TASK GOAL:
Copy each line containing the word "Weight" from the records that follow, please.

RAW RECORDS:

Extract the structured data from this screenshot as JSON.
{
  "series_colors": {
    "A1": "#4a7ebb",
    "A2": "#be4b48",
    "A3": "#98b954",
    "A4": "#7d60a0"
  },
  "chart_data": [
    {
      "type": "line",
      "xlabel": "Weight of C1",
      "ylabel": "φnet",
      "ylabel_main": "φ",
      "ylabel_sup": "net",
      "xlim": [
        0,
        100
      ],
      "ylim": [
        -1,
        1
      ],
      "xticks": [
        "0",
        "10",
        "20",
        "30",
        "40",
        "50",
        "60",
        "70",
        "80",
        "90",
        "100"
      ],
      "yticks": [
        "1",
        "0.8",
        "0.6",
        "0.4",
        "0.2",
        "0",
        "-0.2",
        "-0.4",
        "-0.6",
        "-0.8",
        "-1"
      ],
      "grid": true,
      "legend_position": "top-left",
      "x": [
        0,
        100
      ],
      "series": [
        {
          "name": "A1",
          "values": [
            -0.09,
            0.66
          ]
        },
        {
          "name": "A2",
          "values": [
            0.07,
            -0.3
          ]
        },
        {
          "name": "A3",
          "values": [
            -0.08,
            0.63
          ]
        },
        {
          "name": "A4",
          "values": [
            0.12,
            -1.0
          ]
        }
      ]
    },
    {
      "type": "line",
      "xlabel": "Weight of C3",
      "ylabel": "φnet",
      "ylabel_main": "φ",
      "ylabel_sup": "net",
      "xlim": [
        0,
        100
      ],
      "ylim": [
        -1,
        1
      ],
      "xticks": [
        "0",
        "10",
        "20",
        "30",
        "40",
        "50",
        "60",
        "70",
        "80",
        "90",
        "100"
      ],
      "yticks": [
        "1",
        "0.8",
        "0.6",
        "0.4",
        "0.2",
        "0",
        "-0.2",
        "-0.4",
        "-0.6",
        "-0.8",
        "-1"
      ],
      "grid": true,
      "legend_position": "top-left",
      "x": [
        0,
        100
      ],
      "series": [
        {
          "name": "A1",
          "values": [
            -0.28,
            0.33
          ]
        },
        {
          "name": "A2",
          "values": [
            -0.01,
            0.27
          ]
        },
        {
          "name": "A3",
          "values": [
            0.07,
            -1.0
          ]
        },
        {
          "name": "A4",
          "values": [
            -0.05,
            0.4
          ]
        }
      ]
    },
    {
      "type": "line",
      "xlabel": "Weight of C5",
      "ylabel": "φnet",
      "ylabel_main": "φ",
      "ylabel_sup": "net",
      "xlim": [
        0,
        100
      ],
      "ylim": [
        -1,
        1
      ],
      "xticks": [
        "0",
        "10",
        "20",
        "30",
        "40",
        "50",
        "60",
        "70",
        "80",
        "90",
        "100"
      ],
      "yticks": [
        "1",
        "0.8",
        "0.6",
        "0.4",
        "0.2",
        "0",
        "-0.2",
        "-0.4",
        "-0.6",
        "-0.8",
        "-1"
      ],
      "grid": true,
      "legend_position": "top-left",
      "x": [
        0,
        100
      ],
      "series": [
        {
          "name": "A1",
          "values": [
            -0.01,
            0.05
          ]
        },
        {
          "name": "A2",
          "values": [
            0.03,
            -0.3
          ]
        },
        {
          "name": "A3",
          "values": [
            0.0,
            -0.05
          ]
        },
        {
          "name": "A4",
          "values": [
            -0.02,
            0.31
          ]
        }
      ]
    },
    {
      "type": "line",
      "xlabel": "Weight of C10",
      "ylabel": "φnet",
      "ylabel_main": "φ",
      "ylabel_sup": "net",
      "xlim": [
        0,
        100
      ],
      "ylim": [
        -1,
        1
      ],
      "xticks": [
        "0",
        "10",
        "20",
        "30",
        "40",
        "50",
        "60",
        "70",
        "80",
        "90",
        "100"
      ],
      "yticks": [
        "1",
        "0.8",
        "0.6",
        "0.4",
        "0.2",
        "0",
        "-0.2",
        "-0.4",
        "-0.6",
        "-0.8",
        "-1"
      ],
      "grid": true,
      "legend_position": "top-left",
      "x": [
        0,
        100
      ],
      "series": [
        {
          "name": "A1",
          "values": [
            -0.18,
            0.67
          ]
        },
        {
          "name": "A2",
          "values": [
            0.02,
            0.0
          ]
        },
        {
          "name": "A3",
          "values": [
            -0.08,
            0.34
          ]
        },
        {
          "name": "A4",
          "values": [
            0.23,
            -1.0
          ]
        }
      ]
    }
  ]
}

EXERCISE OUTPUT:
      "xlabel": "Weight of C1",
      "xlabel": "Weight of C3",
      "xlabel": "Weight of C5",
      "xlabel": "Weight of C10",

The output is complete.